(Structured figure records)
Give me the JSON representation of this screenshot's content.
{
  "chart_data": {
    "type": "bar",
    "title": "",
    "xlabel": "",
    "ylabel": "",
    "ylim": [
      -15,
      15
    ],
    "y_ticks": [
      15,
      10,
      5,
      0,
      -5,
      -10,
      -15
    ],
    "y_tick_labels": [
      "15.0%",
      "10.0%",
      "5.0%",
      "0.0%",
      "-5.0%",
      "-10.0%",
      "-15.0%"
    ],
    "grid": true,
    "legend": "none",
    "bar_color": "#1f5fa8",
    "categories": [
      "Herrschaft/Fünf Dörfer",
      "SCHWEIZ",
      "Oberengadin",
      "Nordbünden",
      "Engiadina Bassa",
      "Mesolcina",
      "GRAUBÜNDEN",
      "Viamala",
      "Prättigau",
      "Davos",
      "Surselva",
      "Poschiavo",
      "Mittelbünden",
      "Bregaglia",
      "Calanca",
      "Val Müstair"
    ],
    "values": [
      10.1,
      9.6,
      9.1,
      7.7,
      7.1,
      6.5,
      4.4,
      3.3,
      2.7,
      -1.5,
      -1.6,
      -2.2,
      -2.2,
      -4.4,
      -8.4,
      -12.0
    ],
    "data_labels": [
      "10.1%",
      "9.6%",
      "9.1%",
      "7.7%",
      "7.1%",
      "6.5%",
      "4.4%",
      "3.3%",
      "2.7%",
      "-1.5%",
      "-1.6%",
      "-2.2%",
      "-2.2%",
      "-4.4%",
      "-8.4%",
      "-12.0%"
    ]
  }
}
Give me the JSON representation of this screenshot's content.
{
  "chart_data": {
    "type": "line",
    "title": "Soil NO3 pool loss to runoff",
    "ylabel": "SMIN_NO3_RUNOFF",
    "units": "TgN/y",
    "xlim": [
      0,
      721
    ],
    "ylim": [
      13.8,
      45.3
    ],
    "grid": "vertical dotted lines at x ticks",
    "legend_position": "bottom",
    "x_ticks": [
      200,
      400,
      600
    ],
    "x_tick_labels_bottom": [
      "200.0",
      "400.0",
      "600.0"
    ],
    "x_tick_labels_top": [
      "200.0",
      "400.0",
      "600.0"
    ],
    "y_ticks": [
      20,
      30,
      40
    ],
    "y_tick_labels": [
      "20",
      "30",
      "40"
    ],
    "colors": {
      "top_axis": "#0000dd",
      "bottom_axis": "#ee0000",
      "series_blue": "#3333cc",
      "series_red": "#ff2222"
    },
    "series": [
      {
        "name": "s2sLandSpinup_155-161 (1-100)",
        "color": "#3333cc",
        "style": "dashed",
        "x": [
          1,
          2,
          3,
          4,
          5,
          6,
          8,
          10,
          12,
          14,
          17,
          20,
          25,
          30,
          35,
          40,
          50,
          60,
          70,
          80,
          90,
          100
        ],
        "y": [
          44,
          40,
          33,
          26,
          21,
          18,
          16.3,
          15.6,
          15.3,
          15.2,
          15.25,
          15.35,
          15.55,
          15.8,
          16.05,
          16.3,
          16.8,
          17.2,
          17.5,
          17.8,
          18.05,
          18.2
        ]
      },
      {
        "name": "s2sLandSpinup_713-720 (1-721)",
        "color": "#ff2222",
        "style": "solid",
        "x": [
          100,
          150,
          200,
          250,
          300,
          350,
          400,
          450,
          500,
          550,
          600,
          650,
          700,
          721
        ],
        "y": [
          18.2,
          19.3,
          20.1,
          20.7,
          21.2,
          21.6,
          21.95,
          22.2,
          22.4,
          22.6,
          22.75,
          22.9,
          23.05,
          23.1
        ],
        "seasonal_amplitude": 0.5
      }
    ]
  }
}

* * *

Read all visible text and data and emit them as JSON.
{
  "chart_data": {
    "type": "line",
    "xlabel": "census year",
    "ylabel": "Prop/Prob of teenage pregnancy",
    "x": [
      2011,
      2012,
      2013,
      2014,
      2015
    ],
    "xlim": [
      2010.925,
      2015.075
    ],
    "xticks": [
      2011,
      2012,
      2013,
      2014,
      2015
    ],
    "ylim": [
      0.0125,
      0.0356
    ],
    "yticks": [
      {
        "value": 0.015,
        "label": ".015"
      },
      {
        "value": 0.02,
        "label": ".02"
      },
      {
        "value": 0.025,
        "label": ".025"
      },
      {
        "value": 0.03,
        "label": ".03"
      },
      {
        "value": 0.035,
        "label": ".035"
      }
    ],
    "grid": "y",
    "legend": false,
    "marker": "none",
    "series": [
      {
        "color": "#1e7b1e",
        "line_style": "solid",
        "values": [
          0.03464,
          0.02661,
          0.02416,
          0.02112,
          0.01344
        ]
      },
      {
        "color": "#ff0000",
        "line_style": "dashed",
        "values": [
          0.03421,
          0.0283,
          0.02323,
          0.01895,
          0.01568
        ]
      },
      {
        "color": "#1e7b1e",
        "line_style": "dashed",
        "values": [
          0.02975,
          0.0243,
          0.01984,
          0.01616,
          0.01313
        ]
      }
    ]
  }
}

==

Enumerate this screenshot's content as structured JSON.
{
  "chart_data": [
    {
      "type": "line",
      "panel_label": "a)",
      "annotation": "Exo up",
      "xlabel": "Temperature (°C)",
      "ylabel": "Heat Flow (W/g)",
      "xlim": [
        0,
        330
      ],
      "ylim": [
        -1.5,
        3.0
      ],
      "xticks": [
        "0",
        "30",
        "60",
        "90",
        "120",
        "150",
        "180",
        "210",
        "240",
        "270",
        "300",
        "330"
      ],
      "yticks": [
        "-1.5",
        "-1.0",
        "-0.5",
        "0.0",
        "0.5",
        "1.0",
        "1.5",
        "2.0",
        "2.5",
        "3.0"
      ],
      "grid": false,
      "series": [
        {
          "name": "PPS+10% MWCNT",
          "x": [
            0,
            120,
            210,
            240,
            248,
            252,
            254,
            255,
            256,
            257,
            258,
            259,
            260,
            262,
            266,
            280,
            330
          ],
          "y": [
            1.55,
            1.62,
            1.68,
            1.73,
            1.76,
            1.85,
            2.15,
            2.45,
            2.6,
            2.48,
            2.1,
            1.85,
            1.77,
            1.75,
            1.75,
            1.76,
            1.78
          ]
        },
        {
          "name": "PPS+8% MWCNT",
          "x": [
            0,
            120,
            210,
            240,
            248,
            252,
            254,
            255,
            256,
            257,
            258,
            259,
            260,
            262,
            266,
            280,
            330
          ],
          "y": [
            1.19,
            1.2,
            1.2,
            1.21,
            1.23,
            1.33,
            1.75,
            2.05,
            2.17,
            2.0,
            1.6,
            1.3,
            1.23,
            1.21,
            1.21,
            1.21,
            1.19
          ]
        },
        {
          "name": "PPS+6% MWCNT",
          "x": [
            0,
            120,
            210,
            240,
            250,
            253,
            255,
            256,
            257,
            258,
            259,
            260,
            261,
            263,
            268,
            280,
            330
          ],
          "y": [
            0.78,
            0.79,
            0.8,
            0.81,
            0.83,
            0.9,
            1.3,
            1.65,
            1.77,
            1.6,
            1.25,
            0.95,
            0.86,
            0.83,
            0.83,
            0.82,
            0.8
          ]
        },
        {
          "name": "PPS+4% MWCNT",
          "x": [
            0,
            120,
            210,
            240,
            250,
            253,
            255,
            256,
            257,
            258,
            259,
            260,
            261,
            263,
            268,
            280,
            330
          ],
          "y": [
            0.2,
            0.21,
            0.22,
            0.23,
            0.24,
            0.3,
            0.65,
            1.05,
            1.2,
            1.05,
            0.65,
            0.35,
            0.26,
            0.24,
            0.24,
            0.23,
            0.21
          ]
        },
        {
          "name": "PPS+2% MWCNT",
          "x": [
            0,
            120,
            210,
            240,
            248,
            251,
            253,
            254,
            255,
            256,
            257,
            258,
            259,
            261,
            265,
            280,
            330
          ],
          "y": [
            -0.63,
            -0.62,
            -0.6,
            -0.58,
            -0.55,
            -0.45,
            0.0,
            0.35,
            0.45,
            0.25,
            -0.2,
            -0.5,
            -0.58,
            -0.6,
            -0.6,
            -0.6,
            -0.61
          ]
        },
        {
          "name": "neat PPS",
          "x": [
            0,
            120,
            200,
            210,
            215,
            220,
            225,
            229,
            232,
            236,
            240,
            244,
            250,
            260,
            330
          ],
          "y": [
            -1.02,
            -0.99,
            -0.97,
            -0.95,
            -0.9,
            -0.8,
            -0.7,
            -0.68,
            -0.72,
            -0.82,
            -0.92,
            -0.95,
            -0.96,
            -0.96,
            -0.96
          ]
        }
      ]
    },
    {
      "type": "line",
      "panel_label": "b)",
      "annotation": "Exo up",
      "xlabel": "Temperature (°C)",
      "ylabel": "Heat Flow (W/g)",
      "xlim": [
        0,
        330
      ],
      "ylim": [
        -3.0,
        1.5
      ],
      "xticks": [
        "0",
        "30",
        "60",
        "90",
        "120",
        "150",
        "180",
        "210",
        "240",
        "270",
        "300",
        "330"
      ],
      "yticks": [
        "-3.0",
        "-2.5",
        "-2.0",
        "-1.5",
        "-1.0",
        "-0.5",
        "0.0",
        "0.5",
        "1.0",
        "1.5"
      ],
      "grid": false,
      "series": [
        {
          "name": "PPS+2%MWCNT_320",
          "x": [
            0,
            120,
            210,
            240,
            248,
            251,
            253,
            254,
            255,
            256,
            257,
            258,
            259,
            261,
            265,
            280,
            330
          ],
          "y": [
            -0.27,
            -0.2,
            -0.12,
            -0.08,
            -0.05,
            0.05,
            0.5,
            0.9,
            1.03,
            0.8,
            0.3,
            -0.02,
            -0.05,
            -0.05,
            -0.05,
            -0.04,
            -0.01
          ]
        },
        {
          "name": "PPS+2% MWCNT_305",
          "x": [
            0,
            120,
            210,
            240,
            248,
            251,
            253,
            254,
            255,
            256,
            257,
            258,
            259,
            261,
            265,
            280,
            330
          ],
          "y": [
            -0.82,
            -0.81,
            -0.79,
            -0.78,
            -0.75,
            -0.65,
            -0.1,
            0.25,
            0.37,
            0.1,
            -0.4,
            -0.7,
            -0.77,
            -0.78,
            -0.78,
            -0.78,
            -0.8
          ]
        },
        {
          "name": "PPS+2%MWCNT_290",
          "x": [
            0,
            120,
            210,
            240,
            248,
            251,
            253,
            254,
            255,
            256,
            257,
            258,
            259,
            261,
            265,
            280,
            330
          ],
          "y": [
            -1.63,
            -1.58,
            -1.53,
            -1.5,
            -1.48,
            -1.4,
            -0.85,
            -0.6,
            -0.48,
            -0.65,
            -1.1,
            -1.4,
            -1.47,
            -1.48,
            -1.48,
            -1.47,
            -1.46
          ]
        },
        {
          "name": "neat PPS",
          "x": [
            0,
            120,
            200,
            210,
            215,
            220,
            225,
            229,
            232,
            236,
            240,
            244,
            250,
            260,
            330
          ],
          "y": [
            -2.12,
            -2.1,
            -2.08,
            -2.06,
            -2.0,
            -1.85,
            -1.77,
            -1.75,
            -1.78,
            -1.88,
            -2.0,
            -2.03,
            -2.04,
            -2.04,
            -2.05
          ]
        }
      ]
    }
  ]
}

## Task details
How many of the lines above include the word "ylabel"? Respond with the number alone.

## Output of the task
5